## What is required:
Return the listing below exactly, with the pictures dropped.

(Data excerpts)

........

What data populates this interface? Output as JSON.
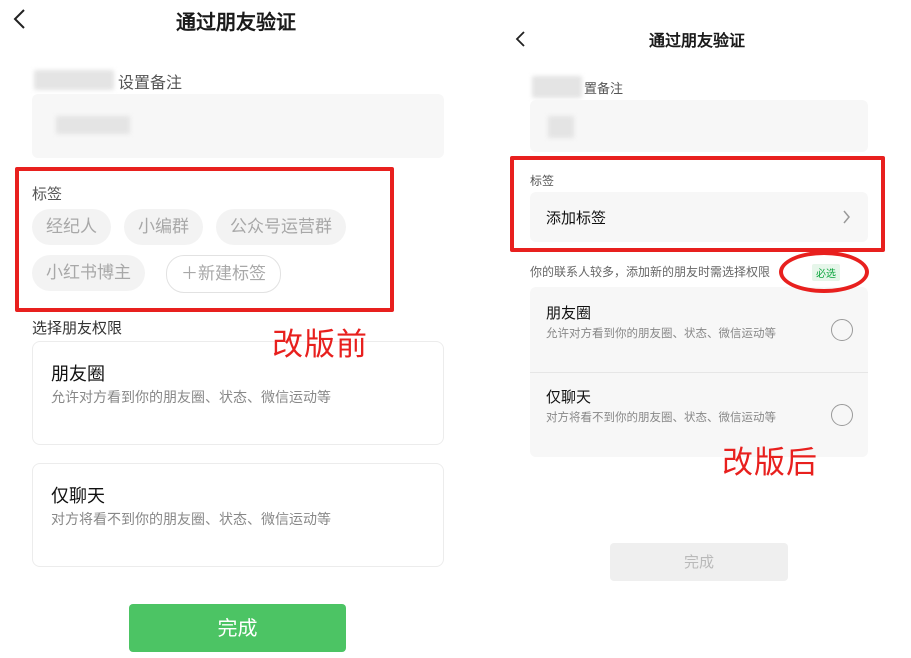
{
  "before": {
    "header": {
      "back_icon": "chevron-left-icon",
      "title": "通过朋友验证"
    },
    "remark": {
      "label_suffix": "设置备注"
    },
    "tags": {
      "label": "标签",
      "chips": [
        "经纪人",
        "小编群",
        "公众号运营群",
        "小红书博主"
      ],
      "new_chip": "＋新建标签"
    },
    "permission": {
      "label": "选择朋友权限",
      "options": [
        {
          "title": "朋友圈",
          "desc": "允许对方看到你的朋友圈、状态、微信运动等"
        },
        {
          "title": "仅聊天",
          "desc": "对方将看不到你的朋友圈、状态、微信运动等"
        }
      ]
    },
    "done_label": "完成",
    "annotation": "改版前"
  },
  "after": {
    "header": {
      "back_icon": "chevron-left-icon",
      "title": "通过朋友验证"
    },
    "remark": {
      "label_suffix": "置备注"
    },
    "tags": {
      "label": "标签",
      "add_label": "添加标签",
      "chevron_icon": "chevron-right-icon"
    },
    "hint": {
      "text": "你的联系人较多，添加新的朋友时需选择权限",
      "required_badge": "必选"
    },
    "permission": {
      "options": [
        {
          "title": "朋友圈",
          "desc": "允许对方看到你的朋友圈、状态、微信运动等"
        },
        {
          "title": "仅聊天",
          "desc": "对方将看不到你的朋友圈、状态、微信运动等"
        }
      ]
    },
    "done_label": "完成",
    "annotation": "改版后"
  },
  "colors": {
    "accent_green": "#4cc464",
    "annotation_red": "#e8201e"
  }
}
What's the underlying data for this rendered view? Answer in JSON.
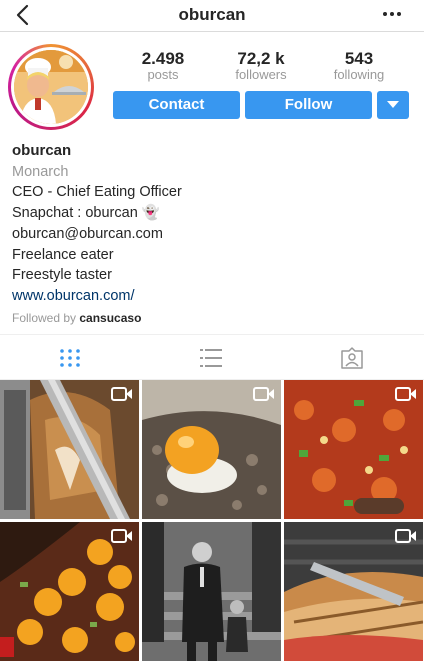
{
  "header": {
    "title": "oburcan"
  },
  "profile": {
    "stats": [
      {
        "value": "2.498",
        "label": "posts"
      },
      {
        "value": "72,2 k",
        "label": "followers"
      },
      {
        "value": "543",
        "label": "following"
      }
    ],
    "buttons": {
      "contact": "Contact",
      "follow": "Follow"
    }
  },
  "bio": {
    "name": "oburcan",
    "category": "Monarch",
    "lines": [
      "CEO - Chief Eating Officer",
      "Snapchat : oburcan 👻",
      "oburcan@oburcan.com",
      "Freelance eater",
      "Freestyle taster"
    ],
    "website": "www.oburcan.com/",
    "followed_by_prefix": "Followed by",
    "followed_by_user": "cansucaso"
  },
  "tabs": [
    {
      "icon": "grid-icon",
      "active": true
    },
    {
      "icon": "list-icon",
      "active": false
    },
    {
      "icon": "tagged-icon",
      "active": false
    }
  ],
  "grid_posts": [
    {
      "subject": "doner kebab",
      "is_video": true
    },
    {
      "subject": "egg on minced meat",
      "is_video": true
    },
    {
      "subject": "vegetable stew",
      "is_video": true
    },
    {
      "subject": "eggs in pan",
      "is_video": true
    },
    {
      "subject": "historic black and white photo",
      "is_video": false
    },
    {
      "subject": "pressed sandwich",
      "is_video": true
    }
  ],
  "colors": {
    "accent": "#3897f0",
    "link": "#003569",
    "muted": "#999999"
  }
}
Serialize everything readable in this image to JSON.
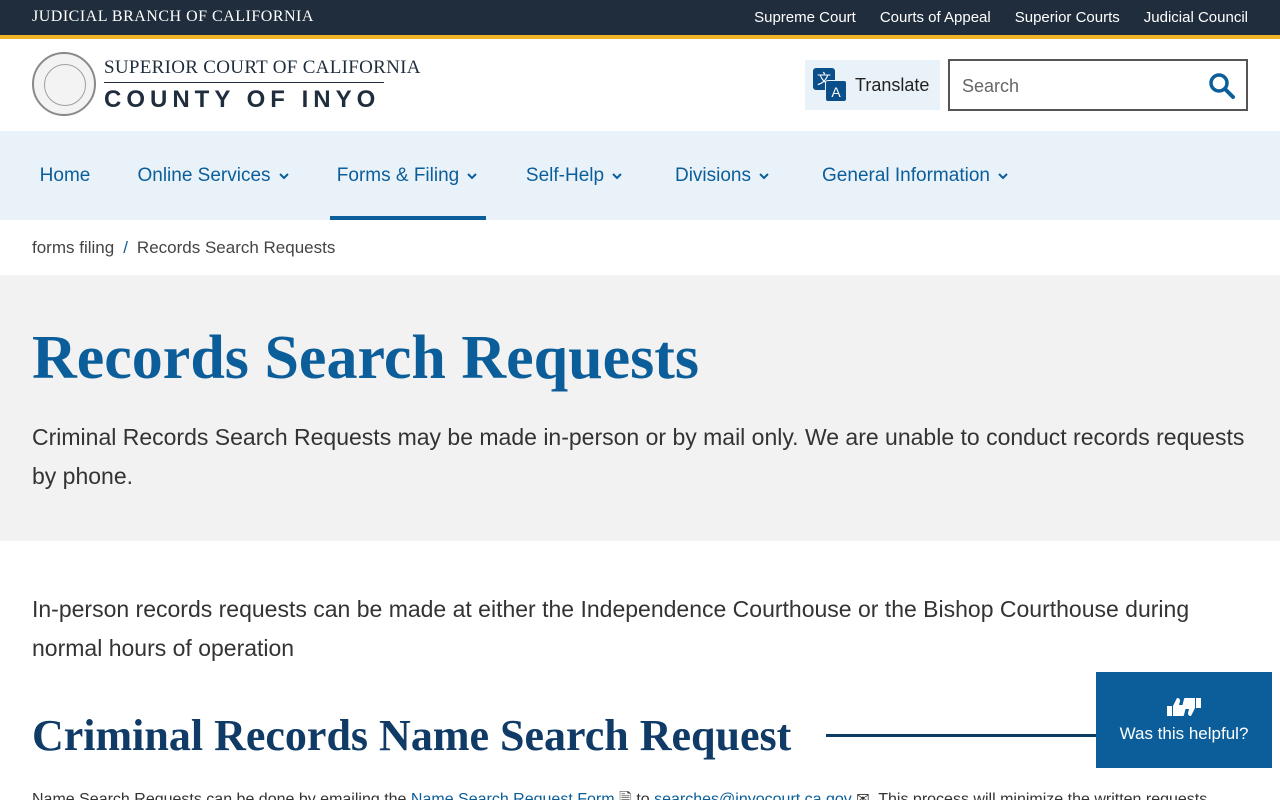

........

## Task answer:
What data populates this interface? Output as JSON.
{
  "before": {
    "header": {
      "back_icon": "chevron-left-icon",
      "title": "通过朋友验证"
    },
    "remark": {
      "label_suffix": "设置备注"
    },
    "tags": {
      "label": "标签",
      "chips": [
        "经纪人",
        "小编群",
        "公众号运营群",
        "小红书博主"
      ],
      "new_chip": "＋新建标签"
    },
    "permission": {
      "label": "选择朋友权限",
      "options": [
        {
          "title": "朋友圈",
          "desc": "允许对方看到你的朋友圈、状态、微信运动等"
        },
        {
          "title": "仅聊天",
          "desc": "对方将看不到你的朋友圈、状态、微信运动等"
        }
      ]
    },
    "done_label": "完成",
    "annotation": "改版前"
  },
  "after": {
    "header": {
      "back_icon": "chevron-left-icon",
      "title": "通过朋友验证"
    },
    "remark": {
      "label_suffix": "置备注"
    },
    "tags": {
      "label": "标签",
      "add_label": "添加标签",
      "chevron_icon": "chevron-right-icon"
    },
    "hint": {
      "text": "你的联系人较多，添加新的朋友时需选择权限",
      "required_badge": "必选"
    },
    "permission": {
      "options": [
        {
          "title": "朋友圈",
          "desc": "允许对方看到你的朋友圈、状态、微信运动等"
        },
        {
          "title": "仅聊天",
          "desc": "对方将看不到你的朋友圈、状态、微信运动等"
        }
      ]
    },
    "done_label": "完成",
    "annotation": "改版后"
  },
  "colors": {
    "accent_green": "#4cc464",
    "annotation_red": "#e8201e"
  }
}
What's the underlying data for this rendered view? Answer in JSON.
{
  "header": {
    "title": "oburcan"
  },
  "profile": {
    "stats": [
      {
        "value": "2.498",
        "label": "posts"
      },
      {
        "value": "72,2 k",
        "label": "followers"
      },
      {
        "value": "543",
        "label": "following"
      }
    ],
    "buttons": {
      "contact": "Contact",
      "follow": "Follow"
    }
  },
  "bio": {
    "name": "oburcan",
    "category": "Monarch",
    "lines": [
      "CEO - Chief Eating Officer",
      "Snapchat : oburcan 👻",
      "oburcan@oburcan.com",
      "Freelance eater",
      "Freestyle taster"
    ],
    "website": "www.oburcan.com/",
    "followed_by_prefix": "Followed by",
    "followed_by_user": "cansucaso"
  },
  "tabs": [
    {
      "icon": "grid-icon",
      "active": true
    },
    {
      "icon": "list-icon",
      "active": false
    },
    {
      "icon": "tagged-icon",
      "active": false
    }
  ],
  "grid_posts": [
    {
      "subject": "doner kebab",
      "is_video": true
    },
    {
      "subject": "egg on minced meat",
      "is_video": true
    },
    {
      "subject": "vegetable stew",
      "is_video": true
    },
    {
      "subject": "eggs in pan",
      "is_video": true
    },
    {
      "subject": "historic black and white photo",
      "is_video": false
    },
    {
      "subject": "pressed sandwich",
      "is_video": true
    }
  ],
  "colors": {
    "accent": "#3897f0",
    "link": "#003569",
    "muted": "#999999"
  }
}
Serialize everything readable in this image to JSON.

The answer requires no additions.